[Dataset items]
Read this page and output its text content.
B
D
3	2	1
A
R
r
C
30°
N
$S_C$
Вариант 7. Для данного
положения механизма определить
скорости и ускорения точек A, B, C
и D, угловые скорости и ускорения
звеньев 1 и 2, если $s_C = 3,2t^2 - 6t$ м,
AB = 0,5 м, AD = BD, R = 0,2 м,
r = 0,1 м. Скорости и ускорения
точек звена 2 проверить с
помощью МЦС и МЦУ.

...

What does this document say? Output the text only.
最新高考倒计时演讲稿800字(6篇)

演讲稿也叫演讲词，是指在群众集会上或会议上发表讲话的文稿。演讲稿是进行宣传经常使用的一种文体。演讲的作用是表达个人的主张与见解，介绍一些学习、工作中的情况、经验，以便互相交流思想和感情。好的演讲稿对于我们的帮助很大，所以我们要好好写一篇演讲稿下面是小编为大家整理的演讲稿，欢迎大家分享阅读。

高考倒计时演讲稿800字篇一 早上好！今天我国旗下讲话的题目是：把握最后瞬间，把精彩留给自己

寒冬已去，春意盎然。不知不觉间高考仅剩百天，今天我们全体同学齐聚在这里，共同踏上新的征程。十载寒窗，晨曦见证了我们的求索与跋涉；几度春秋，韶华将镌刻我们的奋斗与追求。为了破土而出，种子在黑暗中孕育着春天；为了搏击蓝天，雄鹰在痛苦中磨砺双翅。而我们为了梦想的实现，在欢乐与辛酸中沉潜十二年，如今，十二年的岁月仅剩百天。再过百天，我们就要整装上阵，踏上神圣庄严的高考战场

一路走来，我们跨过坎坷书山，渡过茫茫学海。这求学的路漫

...

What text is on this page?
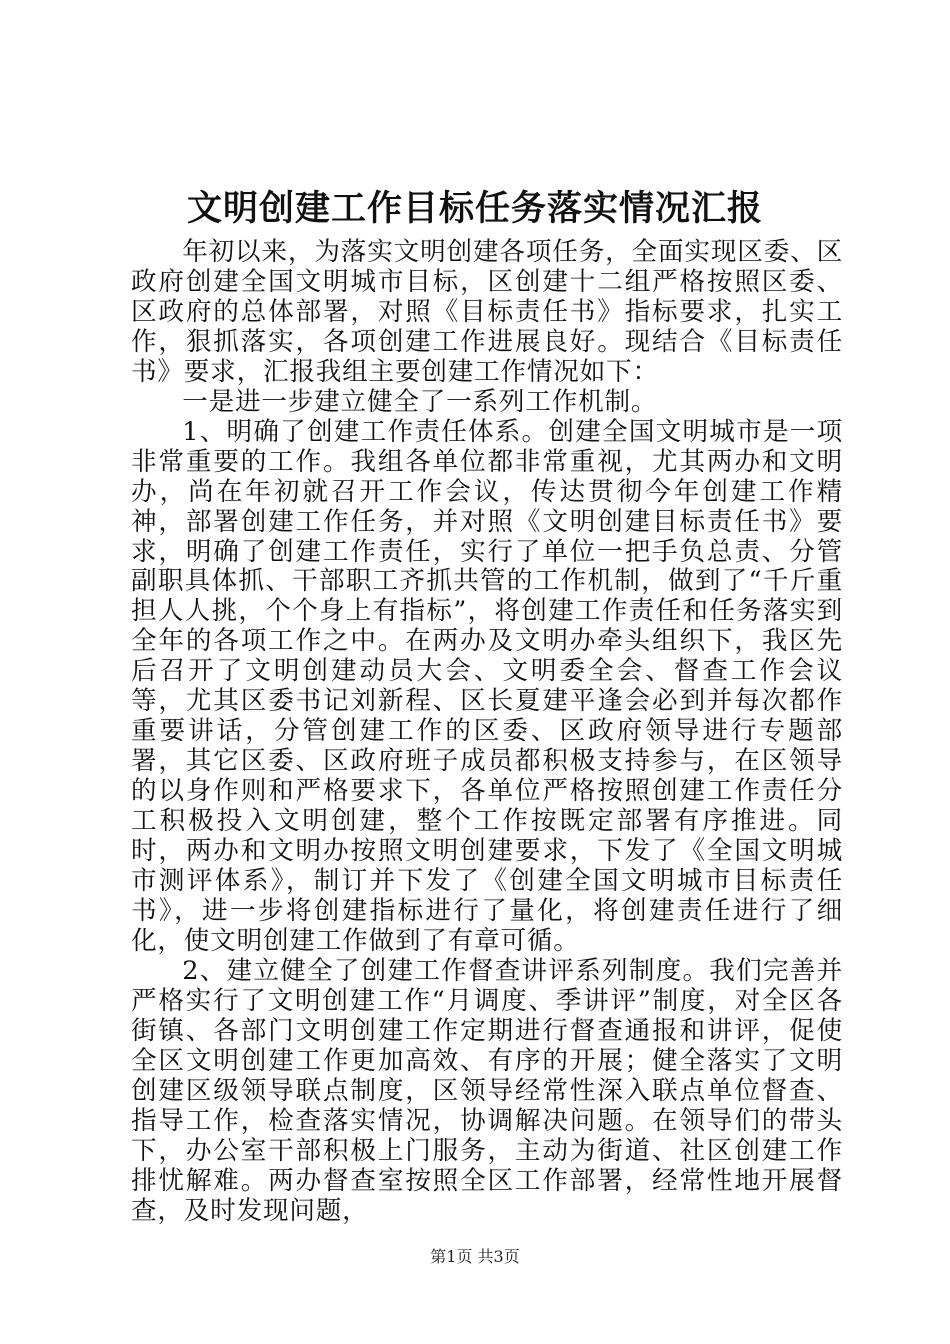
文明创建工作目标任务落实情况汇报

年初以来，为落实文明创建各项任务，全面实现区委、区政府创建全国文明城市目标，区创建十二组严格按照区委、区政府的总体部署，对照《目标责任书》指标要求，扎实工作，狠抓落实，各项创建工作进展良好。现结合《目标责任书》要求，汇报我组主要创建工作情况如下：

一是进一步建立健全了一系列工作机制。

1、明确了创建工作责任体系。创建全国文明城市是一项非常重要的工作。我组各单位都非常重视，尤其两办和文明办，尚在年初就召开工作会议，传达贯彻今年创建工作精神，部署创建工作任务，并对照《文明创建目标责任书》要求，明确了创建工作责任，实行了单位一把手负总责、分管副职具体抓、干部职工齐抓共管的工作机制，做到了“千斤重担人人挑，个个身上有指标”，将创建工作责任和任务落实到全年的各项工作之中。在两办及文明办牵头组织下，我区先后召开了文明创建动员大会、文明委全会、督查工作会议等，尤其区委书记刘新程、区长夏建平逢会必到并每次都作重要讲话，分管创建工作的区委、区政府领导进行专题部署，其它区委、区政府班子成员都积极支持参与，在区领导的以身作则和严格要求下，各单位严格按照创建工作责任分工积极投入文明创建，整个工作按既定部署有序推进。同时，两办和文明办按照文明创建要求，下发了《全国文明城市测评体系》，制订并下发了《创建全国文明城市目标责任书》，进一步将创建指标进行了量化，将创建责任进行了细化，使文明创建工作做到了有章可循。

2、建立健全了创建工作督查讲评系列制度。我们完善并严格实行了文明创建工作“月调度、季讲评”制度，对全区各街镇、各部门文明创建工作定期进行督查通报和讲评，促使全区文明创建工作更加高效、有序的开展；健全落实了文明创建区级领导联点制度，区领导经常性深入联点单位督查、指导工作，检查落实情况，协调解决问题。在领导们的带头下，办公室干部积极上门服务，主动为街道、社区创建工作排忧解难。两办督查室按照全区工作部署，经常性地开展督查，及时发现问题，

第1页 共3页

● Set exercise:
Go through the listing above line by line and say how many lines hold the word "text". Reply with that number only.

● Correct response:
3